>> BEGIN Records for this exercise
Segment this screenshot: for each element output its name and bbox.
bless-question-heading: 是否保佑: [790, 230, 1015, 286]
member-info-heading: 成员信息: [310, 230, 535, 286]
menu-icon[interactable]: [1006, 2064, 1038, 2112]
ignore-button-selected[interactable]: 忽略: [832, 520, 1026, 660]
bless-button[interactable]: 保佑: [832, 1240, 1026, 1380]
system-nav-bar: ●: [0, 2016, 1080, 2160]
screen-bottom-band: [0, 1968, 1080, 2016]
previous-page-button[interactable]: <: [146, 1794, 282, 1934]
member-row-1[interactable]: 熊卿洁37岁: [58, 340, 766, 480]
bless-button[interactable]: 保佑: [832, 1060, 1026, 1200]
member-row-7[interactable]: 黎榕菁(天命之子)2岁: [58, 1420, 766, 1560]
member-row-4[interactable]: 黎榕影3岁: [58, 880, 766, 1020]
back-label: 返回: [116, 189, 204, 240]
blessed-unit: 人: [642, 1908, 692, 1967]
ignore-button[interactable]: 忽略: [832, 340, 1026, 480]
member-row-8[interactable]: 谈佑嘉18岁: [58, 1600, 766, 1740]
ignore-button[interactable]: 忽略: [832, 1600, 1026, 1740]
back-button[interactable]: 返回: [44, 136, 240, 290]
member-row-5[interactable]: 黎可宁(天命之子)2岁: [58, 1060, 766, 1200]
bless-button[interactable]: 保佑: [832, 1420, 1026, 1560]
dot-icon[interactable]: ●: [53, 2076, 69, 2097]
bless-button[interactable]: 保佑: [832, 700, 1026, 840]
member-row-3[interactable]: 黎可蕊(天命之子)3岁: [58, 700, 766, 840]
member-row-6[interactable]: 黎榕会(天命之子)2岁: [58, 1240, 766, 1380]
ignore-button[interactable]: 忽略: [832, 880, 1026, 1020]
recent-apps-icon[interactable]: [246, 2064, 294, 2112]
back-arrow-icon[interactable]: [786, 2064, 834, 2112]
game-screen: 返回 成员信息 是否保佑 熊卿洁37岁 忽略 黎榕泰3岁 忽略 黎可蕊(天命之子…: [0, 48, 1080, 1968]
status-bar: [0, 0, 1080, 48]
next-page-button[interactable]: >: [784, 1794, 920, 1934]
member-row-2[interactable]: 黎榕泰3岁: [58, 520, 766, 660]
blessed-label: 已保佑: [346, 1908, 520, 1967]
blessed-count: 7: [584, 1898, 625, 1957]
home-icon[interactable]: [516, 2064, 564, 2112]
>> END Records for this exercise
Copy the records above word for word, from their first line through the line containing "member-row-2[interactable]: 黎榕泰3岁: [58, 520, 766, 660]", with both of those lines included.

> **Exercise answer**
Segment this screenshot: for each element output its name and bbox.
bless-question-heading: 是否保佑: [790, 230, 1015, 286]
member-info-heading: 成员信息: [310, 230, 535, 286]
menu-icon[interactable]: [1006, 2064, 1038, 2112]
ignore-button-selected[interactable]: 忽略: [832, 520, 1026, 660]
bless-button[interactable]: 保佑: [832, 1240, 1026, 1380]
system-nav-bar: ●: [0, 2016, 1080, 2160]
screen-bottom-band: [0, 1968, 1080, 2016]
previous-page-button[interactable]: <: [146, 1794, 282, 1934]
member-row-1[interactable]: 熊卿洁37岁: [58, 340, 766, 480]
bless-button[interactable]: 保佑: [832, 1060, 1026, 1200]
member-row-7[interactable]: 黎榕菁(天命之子)2岁: [58, 1420, 766, 1560]
member-row-4[interactable]: 黎榕影3岁: [58, 880, 766, 1020]
back-label: 返回: [116, 189, 204, 240]
blessed-unit: 人: [642, 1908, 692, 1967]
ignore-button[interactable]: 忽略: [832, 340, 1026, 480]
member-row-8[interactable]: 谈佑嘉18岁: [58, 1600, 766, 1740]
ignore-button[interactable]: 忽略: [832, 1600, 1026, 1740]
back-button[interactable]: 返回: [44, 136, 240, 290]
member-row-5[interactable]: 黎可宁(天命之子)2岁: [58, 1060, 766, 1200]
bless-button[interactable]: 保佑: [832, 1420, 1026, 1560]
dot-icon[interactable]: ●: [53, 2076, 69, 2097]
bless-button[interactable]: 保佑: [832, 700, 1026, 840]
member-row-3[interactable]: 黎可蕊(天命之子)3岁: [58, 700, 766, 840]
member-row-6[interactable]: 黎榕会(天命之子)2岁: [58, 1240, 766, 1380]
ignore-button[interactable]: 忽略: [832, 880, 1026, 1020]
recent-apps-icon[interactable]: [246, 2064, 294, 2112]
back-arrow-icon[interactable]: [786, 2064, 834, 2112]
game-screen: 返回 成员信息 是否保佑 熊卿洁37岁 忽略 黎榕泰3岁 忽略 黎可蕊(天命之子…: [0, 48, 1080, 1968]
status-bar: [0, 0, 1080, 48]
next-page-button[interactable]: >: [784, 1794, 920, 1934]
member-row-2[interactable]: 黎榕泰3岁: [58, 520, 766, 660]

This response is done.